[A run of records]
------------
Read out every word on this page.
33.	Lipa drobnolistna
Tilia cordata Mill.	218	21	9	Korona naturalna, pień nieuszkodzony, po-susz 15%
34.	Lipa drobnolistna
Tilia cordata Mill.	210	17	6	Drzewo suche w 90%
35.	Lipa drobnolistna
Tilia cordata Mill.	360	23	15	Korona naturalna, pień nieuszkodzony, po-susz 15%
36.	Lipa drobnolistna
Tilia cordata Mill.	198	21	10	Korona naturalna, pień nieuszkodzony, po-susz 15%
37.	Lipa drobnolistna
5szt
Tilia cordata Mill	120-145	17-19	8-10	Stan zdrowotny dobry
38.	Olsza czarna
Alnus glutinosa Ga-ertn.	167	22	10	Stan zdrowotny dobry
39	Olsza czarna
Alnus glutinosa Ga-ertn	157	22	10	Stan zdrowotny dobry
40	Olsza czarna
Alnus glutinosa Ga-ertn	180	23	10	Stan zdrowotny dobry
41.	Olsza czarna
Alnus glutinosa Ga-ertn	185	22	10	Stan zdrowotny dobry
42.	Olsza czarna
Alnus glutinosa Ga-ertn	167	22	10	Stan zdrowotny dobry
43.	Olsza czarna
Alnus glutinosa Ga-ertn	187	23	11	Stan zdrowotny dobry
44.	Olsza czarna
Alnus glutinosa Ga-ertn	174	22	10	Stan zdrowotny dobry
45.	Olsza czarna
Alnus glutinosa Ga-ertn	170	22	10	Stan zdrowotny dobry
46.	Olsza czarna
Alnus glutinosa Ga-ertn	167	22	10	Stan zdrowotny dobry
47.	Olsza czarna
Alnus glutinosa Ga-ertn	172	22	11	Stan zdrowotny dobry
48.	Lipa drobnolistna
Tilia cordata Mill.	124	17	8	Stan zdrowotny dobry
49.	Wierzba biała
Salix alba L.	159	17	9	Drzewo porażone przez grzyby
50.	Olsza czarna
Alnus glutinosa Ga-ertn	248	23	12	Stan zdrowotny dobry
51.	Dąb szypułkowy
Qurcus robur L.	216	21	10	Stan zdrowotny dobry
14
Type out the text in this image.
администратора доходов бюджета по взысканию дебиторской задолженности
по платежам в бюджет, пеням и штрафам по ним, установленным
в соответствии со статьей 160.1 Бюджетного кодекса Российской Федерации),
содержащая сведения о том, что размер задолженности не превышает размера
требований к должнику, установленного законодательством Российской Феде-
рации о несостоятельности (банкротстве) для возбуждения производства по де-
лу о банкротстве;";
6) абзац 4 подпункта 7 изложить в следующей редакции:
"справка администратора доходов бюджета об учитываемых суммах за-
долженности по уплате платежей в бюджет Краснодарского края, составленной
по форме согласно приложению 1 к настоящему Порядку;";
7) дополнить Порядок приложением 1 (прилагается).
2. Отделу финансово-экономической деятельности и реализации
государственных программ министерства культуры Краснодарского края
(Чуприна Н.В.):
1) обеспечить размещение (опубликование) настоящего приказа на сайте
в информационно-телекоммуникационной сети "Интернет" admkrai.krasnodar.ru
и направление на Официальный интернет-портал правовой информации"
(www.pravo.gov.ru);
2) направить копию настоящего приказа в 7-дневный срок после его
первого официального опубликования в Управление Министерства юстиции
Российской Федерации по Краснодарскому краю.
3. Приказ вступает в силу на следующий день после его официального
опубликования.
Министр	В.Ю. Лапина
------------
* _Your objective_
Write out all the entries exactly.

* _Answer in full_
Read out every word on this page.
33.	Lipa drobnolistna
Tilia cordata Mill.	218	21	9	Korona naturalna, pień nieuszkodzony, po-susz 15%
34.	Lipa drobnolistna
Tilia cordata Mill.	210	17	6	Drzewo suche w 90%
35.	Lipa drobnolistna
Tilia cordata Mill.	360	23	15	Korona naturalna, pień nieuszkodzony, po-susz 15%
36.	Lipa drobnolistna
Tilia cordata Mill.	198	21	10	Korona naturalna, pień nieuszkodzony, po-susz 15%
37.	Lipa drobnolistna
5szt
Tilia cordata Mill	120-145	17-19	8-10	Stan zdrowotny dobry
38.	Olsza czarna
Alnus glutinosa Ga-ertn.	167	22	10	Stan zdrowotny dobry
39	Olsza czarna
Alnus glutinosa Ga-ertn	157	22	10	Stan zdrowotny dobry
40	Olsza czarna
Alnus glutinosa Ga-ertn	180	23	10	Stan zdrowotny dobry
41.	Olsza czarna
Alnus glutinosa Ga-ertn	185	22	10	Stan zdrowotny dobry
42.	Olsza czarna
Alnus glutinosa Ga-ertn	167	22	10	Stan zdrowotny dobry
43.	Olsza czarna
Alnus glutinosa Ga-ertn	187	23	11	Stan zdrowotny dobry
44.	Olsza czarna
Alnus glutinosa Ga-ertn	174	22	10	Stan zdrowotny dobry
45.	Olsza czarna
Alnus glutinosa Ga-ertn	170	22	10	Stan zdrowotny dobry
46.	Olsza czarna
Alnus glutinosa Ga-ertn	167	22	10	Stan zdrowotny dobry
47.	Olsza czarna
Alnus glutinosa Ga-ertn	172	22	11	Stan zdrowotny dobry
48.	Lipa drobnolistna
Tilia cordata Mill.	124	17	8	Stan zdrowotny dobry
49.	Wierzba biała
Salix alba L.	159	17	9	Drzewo porażone przez grzyby
50.	Olsza czarna
Alnus glutinosa Ga-ertn	248	23	12	Stan zdrowotny dobry
51.	Dąb szypułkowy
Qurcus robur L.	216	21	10	Stan zdrowotny dobry
14
Type out the text in this image.
администратора доходов бюджета по взысканию дебиторской задолженности
по платежам в бюджет, пеням и штрафам по ним, установленным
в соответствии со статьей 160.1 Бюджетного кодекса Российской Федерации),
содержащая сведения о том, что размер задолженности не превышает размера
требований к должнику, установленного законодательством Российской Феде-
рации о несостоятельности (банкротстве) для возбуждения производства по де-
лу о банкротстве;";
6) абзац 4 подпункта 7 изложить в следующей редакции:
"справка администратора доходов бюджета об учитываемых суммах за-
долженности по уплате платежей в бюджет Краснодарского края, составленной
по форме согласно приложению 1 к настоящему Порядку;";
7) дополнить Порядок приложением 1 (прилагается).
2. Отделу финансово-экономической деятельности и реализации
государственных программ министерства культуры Краснодарского края
(Чуприна Н.В.):
1) обеспечить размещение (опубликование) настоящего приказа на сайте
в информационно-телекоммуникационной сети "Интернет" admkrai.krasnodar.ru
и направление на Официальный интернет-портал правовой информации"
(www.pravo.gov.ru);
2) направить копию настоящего приказа в 7-дневный срок после его
первого официального опубликования в Управление Министерства юстиции
Российской Федерации по Краснодарскому краю.
3. Приказ вступает в силу на следующий день после его официального
опубликования.
Министр	В.Ю. Лапина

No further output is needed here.